>>

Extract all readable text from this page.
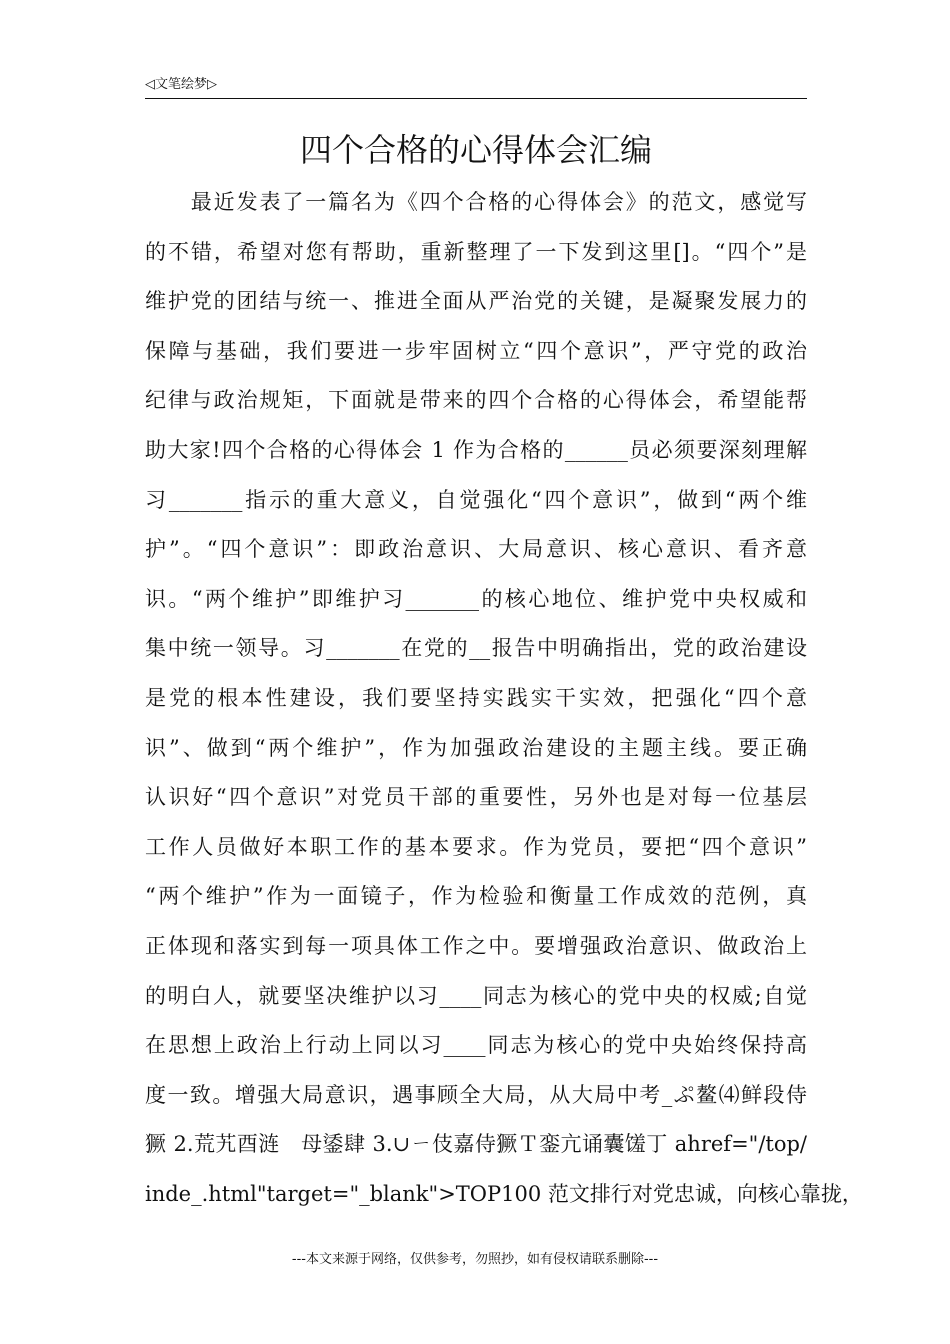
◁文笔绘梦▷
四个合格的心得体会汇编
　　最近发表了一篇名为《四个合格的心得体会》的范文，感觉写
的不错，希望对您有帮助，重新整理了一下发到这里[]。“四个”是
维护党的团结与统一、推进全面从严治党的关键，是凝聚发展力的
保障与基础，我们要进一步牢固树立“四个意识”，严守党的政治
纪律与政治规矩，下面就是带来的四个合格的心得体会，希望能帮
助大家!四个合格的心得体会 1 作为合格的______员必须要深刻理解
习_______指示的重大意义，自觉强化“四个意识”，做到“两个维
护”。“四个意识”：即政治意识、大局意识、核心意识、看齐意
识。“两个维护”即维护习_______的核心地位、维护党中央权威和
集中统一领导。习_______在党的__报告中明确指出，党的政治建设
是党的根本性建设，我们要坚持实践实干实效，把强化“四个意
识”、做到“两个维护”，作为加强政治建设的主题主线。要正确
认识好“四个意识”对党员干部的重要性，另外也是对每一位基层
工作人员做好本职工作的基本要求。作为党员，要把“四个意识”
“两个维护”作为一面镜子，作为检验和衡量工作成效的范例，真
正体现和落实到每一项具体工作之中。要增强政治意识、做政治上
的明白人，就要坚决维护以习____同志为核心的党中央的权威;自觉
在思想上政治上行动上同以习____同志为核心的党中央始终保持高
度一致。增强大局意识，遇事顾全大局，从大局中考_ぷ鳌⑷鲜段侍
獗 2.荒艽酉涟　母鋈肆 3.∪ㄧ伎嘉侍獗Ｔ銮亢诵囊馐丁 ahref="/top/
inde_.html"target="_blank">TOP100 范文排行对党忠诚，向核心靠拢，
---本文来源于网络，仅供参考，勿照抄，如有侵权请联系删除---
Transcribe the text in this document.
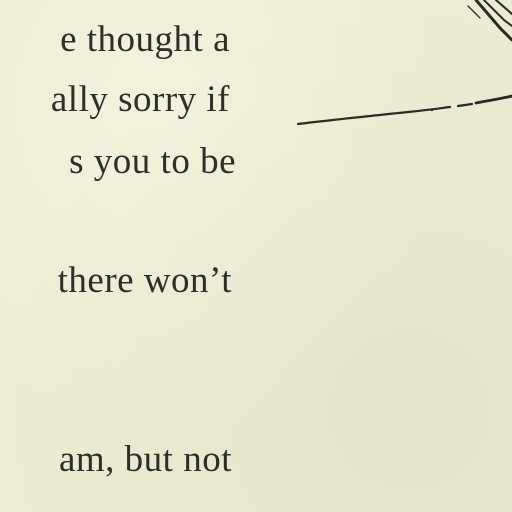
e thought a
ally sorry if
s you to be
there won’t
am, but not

<<

*WHAT TO PRODUCE*: Look through the material and copy each line that has "text".

*ANSWER BELOW*:
Extract all readable text from this page.
Transcribe the text in this document.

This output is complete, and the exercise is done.